* begin Material provided *
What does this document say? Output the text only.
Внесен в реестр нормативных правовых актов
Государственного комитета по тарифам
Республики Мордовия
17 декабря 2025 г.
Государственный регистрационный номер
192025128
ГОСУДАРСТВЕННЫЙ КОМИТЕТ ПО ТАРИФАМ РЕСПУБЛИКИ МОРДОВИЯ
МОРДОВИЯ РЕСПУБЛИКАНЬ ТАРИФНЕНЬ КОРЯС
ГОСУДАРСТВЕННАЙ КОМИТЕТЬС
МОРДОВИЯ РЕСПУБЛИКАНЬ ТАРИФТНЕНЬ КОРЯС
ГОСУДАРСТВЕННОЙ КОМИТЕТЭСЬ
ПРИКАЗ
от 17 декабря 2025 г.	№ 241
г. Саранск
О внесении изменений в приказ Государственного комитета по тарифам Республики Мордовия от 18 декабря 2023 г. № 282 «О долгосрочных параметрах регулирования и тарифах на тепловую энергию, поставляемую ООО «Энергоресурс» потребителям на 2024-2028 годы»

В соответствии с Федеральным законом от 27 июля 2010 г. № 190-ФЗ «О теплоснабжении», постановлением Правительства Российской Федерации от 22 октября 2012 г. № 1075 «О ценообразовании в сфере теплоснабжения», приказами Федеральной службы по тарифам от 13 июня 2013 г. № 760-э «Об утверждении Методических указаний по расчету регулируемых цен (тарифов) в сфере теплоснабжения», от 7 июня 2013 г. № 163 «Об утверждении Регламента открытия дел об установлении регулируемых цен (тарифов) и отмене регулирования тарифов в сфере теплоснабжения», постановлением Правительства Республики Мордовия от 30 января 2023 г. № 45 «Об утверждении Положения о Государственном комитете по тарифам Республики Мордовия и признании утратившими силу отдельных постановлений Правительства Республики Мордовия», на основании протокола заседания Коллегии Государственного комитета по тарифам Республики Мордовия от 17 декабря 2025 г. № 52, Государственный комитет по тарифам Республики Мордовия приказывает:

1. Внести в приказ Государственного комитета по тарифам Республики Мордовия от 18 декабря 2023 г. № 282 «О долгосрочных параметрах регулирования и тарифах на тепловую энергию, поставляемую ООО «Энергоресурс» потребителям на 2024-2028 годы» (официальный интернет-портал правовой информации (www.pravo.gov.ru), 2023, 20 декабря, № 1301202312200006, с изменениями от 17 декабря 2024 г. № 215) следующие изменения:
* end Material provided *
▶ **Direction**
Check each line of the records for the string "КОРЯС" and state how many lines contain it. Give only the number.

▶ **Exercise solution**
2